Keep every line where the word "panel" appears; drop the rest.

Items from a data source
------------------------------------------------
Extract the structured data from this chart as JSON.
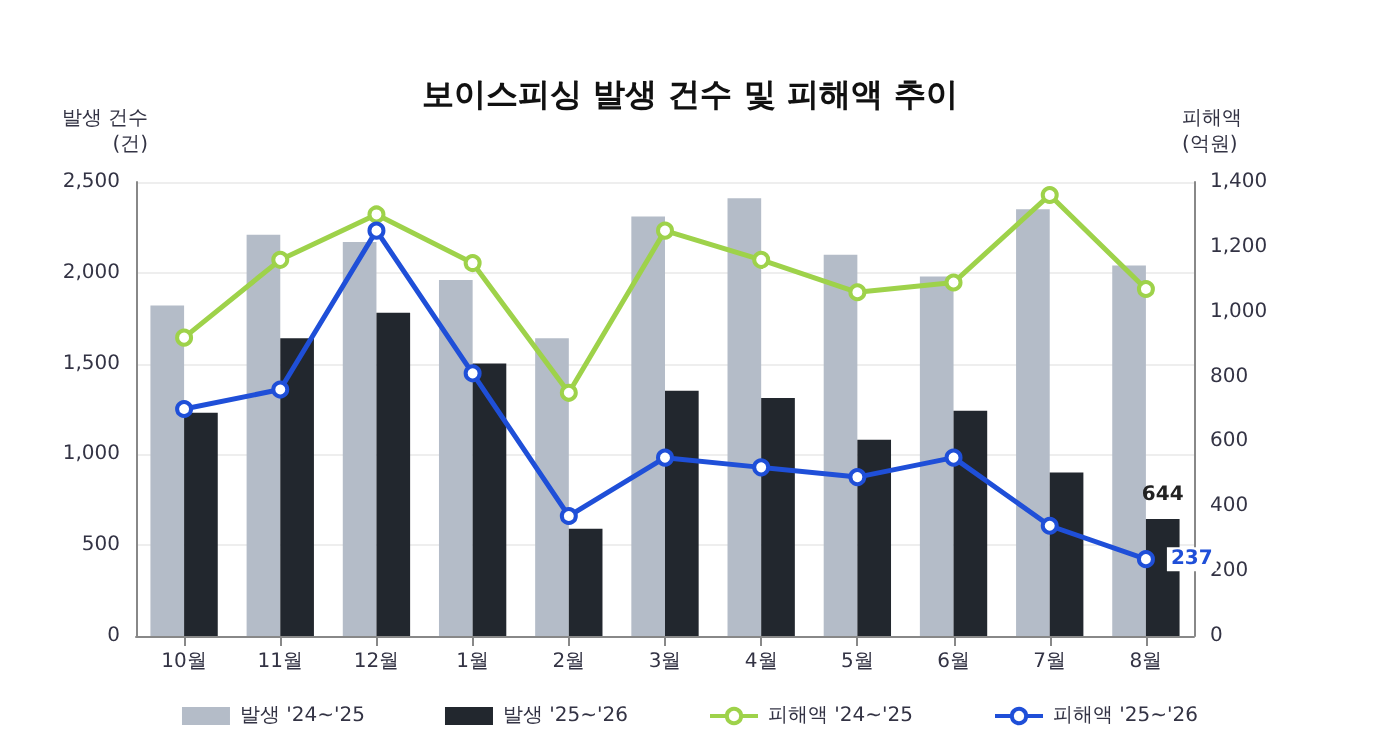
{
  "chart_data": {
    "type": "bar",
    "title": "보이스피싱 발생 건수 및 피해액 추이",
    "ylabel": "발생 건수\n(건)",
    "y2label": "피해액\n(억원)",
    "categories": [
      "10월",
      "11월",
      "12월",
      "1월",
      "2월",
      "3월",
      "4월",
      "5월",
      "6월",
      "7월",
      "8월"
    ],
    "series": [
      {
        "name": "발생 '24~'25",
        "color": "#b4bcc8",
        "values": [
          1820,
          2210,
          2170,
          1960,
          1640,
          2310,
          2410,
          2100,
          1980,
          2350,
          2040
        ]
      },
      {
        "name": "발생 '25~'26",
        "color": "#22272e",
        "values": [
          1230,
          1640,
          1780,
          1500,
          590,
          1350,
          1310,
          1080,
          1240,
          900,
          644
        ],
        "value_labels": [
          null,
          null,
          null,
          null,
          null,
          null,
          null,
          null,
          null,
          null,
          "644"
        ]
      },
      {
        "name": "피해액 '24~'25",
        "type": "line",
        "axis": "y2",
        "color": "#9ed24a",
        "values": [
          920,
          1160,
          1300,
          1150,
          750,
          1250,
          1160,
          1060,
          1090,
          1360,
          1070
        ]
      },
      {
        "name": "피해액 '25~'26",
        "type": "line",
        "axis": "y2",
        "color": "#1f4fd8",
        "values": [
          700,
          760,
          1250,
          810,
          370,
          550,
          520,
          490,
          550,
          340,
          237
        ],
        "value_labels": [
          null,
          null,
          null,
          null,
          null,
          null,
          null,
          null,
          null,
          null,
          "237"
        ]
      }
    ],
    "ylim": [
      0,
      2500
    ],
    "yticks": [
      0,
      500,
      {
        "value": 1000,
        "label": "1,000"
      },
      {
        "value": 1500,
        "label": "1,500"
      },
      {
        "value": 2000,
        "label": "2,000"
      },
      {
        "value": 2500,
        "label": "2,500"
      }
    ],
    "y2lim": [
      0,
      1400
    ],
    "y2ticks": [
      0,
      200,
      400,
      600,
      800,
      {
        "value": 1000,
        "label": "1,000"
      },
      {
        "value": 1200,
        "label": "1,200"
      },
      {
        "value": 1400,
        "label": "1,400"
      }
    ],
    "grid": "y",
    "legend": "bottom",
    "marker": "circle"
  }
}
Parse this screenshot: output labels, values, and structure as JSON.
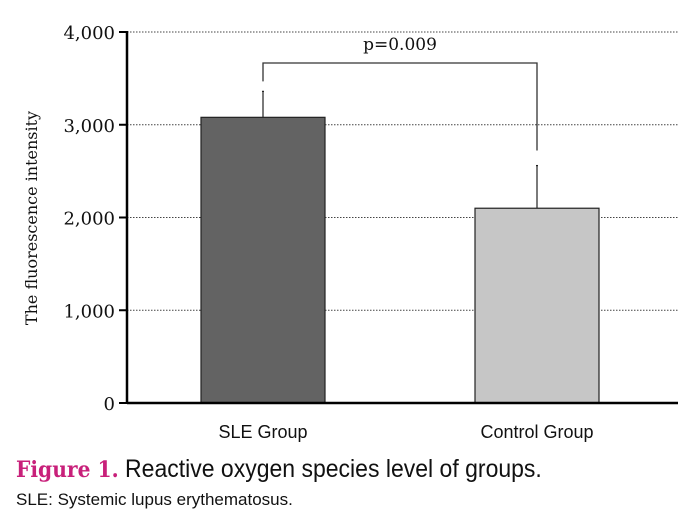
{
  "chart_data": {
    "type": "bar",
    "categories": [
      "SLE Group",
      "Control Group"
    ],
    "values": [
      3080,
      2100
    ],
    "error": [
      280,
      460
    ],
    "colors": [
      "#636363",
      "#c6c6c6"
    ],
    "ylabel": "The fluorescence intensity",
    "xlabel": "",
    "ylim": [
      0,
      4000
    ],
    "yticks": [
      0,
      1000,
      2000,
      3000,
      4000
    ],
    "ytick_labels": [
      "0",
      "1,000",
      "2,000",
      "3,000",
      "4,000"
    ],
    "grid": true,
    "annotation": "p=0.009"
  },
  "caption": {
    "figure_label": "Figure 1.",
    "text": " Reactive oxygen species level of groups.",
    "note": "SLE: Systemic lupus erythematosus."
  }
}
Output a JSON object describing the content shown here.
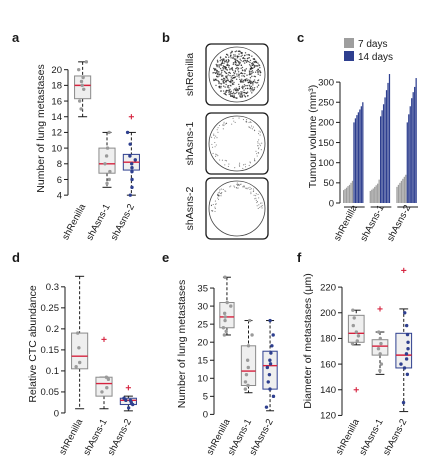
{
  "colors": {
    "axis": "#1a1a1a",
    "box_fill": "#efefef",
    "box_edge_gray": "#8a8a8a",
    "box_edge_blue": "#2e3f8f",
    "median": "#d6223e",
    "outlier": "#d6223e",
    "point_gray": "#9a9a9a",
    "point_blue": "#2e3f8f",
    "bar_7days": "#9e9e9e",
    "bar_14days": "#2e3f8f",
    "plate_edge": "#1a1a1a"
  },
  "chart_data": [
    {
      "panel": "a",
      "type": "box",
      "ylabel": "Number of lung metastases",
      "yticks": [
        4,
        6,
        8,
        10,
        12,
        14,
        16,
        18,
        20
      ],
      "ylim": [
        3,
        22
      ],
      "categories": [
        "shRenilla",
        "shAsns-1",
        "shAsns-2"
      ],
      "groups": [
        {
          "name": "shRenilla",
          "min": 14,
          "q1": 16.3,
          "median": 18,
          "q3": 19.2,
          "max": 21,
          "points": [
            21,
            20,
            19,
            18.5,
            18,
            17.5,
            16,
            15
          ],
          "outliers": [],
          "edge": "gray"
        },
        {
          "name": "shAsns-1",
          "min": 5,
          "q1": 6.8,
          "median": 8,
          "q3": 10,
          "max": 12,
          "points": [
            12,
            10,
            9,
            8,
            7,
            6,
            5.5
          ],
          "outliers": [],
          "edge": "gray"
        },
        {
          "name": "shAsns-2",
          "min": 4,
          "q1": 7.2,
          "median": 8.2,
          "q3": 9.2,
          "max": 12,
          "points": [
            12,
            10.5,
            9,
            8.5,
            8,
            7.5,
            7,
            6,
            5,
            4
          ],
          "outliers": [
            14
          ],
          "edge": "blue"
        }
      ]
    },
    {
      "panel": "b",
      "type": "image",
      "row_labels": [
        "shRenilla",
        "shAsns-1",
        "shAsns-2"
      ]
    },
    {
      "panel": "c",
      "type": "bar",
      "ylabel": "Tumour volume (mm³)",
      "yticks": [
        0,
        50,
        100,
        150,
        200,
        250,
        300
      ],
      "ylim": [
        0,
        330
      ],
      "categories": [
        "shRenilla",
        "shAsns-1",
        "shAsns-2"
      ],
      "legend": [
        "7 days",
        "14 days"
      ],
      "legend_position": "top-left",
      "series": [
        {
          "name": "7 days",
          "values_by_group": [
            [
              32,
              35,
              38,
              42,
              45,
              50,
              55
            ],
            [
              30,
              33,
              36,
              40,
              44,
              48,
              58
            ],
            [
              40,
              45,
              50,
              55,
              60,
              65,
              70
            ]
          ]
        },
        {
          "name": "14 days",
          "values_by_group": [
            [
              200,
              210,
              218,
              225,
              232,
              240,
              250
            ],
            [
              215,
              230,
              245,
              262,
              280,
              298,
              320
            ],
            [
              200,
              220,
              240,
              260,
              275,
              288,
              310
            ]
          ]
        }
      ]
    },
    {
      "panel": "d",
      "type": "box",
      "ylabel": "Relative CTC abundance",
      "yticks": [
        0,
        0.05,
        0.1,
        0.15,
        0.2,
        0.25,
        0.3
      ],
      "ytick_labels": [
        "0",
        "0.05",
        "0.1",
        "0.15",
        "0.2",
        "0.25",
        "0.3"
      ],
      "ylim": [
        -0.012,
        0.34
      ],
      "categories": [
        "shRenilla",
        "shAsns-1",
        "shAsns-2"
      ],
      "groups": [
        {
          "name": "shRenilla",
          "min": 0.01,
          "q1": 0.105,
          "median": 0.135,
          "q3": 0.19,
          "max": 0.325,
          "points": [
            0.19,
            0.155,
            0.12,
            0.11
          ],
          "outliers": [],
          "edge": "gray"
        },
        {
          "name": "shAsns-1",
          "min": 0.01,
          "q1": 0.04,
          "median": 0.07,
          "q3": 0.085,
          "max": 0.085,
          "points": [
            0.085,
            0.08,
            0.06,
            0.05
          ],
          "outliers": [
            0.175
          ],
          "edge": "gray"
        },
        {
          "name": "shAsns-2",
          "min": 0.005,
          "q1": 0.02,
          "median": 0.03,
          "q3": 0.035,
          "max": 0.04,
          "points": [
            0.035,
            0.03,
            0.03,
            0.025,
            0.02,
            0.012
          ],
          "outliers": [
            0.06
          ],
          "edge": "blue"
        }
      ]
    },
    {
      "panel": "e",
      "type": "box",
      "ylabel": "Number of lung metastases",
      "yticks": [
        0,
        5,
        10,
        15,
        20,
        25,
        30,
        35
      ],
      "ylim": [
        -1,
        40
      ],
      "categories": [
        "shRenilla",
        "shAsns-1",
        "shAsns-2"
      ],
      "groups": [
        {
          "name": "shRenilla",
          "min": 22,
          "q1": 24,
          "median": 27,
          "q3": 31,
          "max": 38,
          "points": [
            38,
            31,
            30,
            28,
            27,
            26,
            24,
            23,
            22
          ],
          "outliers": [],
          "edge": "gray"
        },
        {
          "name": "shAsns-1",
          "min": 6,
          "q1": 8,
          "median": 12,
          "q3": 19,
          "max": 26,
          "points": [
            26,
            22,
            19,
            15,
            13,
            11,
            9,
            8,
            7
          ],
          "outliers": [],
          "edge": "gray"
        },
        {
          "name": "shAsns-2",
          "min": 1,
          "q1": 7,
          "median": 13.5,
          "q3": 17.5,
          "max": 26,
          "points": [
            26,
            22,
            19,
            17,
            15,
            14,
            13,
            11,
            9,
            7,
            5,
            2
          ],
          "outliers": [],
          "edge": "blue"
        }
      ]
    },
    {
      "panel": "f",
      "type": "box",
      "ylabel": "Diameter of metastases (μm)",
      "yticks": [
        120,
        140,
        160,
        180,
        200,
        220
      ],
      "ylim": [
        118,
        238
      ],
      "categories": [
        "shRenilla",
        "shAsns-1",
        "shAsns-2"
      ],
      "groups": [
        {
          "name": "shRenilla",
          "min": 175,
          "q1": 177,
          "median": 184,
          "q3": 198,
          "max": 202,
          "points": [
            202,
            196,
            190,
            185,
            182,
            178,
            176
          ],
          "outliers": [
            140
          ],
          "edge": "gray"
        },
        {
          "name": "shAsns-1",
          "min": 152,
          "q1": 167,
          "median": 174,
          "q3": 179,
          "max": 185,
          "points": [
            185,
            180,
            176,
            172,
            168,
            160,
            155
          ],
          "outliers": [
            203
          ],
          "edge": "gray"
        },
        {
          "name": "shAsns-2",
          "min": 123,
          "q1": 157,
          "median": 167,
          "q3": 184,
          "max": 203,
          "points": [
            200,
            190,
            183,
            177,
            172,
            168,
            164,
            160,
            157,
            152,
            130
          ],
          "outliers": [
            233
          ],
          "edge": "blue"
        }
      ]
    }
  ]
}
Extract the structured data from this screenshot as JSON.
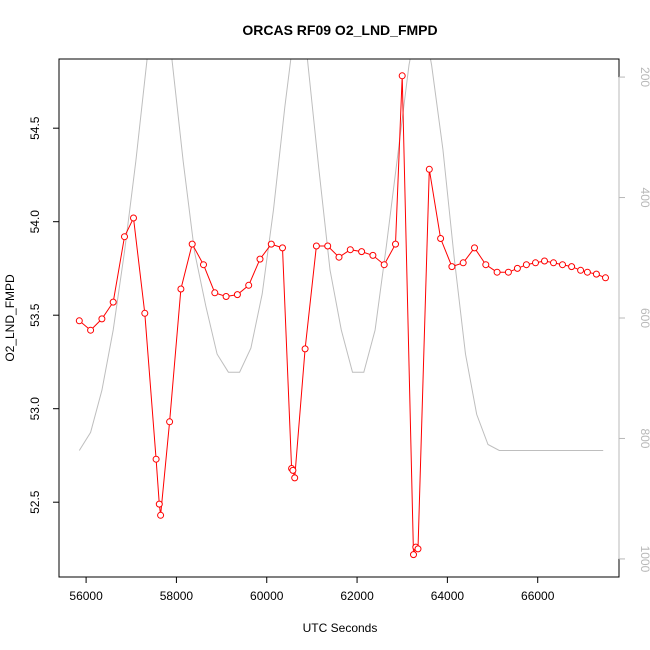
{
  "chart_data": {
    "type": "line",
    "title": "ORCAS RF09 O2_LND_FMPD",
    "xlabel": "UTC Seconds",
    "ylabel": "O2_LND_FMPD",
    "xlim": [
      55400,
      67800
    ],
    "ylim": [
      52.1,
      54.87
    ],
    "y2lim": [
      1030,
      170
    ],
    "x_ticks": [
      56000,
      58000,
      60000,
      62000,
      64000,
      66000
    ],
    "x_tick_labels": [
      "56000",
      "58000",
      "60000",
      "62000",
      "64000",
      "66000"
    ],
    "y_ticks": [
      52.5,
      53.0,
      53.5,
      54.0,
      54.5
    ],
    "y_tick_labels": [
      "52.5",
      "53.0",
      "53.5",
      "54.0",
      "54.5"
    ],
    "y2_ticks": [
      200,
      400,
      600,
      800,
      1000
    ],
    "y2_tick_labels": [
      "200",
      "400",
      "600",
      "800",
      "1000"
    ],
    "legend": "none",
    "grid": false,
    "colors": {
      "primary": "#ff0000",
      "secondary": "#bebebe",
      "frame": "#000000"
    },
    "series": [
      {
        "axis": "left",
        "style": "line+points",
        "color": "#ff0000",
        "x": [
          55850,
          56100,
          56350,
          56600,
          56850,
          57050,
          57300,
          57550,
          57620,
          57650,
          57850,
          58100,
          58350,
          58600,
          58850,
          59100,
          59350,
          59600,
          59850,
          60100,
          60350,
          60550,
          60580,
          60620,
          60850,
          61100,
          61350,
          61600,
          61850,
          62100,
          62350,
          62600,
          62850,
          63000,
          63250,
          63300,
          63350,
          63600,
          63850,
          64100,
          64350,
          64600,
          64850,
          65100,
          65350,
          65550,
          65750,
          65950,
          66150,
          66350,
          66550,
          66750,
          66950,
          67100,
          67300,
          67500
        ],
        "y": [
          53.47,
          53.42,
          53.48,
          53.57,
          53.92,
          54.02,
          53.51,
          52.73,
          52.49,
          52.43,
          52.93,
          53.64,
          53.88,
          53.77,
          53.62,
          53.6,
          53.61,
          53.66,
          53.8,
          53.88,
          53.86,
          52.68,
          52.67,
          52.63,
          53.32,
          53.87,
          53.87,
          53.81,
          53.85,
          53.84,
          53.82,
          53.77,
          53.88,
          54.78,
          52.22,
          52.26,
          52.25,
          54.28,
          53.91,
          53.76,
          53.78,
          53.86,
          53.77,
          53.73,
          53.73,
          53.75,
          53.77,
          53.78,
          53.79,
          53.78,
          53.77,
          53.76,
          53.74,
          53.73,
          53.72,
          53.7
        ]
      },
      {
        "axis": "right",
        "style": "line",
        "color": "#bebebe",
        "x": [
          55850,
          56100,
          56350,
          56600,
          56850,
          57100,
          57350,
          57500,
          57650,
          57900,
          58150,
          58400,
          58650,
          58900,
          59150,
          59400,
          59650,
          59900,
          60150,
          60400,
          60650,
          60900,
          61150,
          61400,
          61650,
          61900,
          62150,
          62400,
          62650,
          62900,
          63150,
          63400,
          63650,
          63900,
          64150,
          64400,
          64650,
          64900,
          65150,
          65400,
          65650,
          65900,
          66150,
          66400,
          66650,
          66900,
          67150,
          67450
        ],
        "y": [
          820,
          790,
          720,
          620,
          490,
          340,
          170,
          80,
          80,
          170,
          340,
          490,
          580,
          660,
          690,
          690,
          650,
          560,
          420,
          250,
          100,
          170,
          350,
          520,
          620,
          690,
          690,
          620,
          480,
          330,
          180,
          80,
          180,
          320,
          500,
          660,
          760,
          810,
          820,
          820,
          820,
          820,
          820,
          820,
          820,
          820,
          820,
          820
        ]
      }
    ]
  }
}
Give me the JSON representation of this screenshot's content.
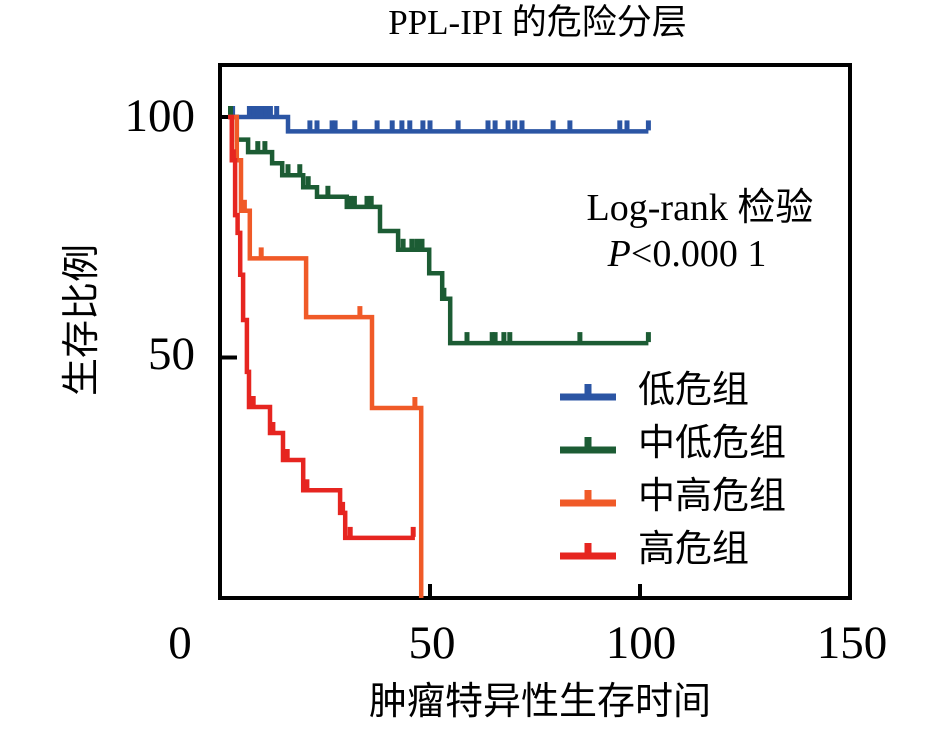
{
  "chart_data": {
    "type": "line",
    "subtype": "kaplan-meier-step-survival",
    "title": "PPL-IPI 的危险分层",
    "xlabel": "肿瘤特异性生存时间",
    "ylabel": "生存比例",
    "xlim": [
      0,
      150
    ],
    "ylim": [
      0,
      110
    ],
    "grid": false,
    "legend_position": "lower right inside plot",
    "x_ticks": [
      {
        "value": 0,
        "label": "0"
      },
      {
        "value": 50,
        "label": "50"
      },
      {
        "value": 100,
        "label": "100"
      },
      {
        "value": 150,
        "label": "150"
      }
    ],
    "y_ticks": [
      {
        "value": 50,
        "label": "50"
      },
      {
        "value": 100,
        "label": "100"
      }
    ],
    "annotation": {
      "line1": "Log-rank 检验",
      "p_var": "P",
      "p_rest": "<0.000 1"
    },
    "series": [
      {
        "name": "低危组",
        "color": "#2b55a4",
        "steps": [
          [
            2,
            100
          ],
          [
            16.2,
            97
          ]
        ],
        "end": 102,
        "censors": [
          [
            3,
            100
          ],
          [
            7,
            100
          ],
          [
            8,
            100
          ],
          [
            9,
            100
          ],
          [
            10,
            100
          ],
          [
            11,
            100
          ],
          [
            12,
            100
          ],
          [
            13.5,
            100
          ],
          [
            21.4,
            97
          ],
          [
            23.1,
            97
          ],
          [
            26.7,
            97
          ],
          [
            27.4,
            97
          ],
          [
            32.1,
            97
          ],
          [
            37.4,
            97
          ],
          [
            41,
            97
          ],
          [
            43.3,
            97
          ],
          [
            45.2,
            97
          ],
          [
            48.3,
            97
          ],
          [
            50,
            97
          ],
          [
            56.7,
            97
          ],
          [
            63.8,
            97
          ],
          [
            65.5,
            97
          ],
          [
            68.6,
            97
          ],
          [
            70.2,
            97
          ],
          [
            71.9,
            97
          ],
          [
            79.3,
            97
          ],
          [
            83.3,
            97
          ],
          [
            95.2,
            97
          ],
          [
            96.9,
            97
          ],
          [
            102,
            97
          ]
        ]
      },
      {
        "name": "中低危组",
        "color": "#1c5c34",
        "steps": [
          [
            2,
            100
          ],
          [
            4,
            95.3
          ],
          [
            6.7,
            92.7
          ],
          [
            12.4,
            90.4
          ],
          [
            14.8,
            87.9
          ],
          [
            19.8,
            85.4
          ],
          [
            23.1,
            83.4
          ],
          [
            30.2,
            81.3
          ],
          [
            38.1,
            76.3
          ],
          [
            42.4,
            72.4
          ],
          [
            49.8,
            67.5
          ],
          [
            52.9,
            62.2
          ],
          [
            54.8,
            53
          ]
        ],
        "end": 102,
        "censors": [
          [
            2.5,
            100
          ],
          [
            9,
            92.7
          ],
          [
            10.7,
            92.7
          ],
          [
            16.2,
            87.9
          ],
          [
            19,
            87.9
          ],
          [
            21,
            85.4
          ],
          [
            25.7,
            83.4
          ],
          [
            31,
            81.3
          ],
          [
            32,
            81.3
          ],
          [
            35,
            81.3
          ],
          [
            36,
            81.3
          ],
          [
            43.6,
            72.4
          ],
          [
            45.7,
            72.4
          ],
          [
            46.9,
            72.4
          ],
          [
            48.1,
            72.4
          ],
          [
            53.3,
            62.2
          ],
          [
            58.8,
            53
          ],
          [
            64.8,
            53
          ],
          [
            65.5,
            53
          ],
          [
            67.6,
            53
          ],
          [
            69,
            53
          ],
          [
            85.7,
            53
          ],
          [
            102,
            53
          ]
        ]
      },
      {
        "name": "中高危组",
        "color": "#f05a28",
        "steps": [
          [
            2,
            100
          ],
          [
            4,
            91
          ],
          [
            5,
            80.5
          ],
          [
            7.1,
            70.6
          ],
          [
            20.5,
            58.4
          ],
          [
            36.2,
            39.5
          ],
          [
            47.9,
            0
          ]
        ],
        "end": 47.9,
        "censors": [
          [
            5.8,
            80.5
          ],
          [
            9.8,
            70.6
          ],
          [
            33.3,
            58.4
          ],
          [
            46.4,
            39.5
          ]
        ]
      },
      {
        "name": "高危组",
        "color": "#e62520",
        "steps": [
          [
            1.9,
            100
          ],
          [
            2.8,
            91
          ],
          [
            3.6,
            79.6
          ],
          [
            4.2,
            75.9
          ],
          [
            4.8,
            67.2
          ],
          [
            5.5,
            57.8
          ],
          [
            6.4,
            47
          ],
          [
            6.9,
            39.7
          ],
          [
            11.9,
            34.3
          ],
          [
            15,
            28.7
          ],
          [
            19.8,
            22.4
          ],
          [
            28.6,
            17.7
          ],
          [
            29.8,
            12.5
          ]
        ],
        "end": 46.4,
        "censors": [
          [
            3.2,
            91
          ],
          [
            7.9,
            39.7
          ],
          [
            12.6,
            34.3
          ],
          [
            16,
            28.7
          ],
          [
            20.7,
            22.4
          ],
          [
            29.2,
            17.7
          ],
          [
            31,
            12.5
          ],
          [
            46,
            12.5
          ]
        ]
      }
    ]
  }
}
------------------------------------------------
FINAL RESULT:
      "panel": "a",
      "panel": "b",
      "panel": "c",
      "panel": "d",
      "panel": "e",
      "panel": "f",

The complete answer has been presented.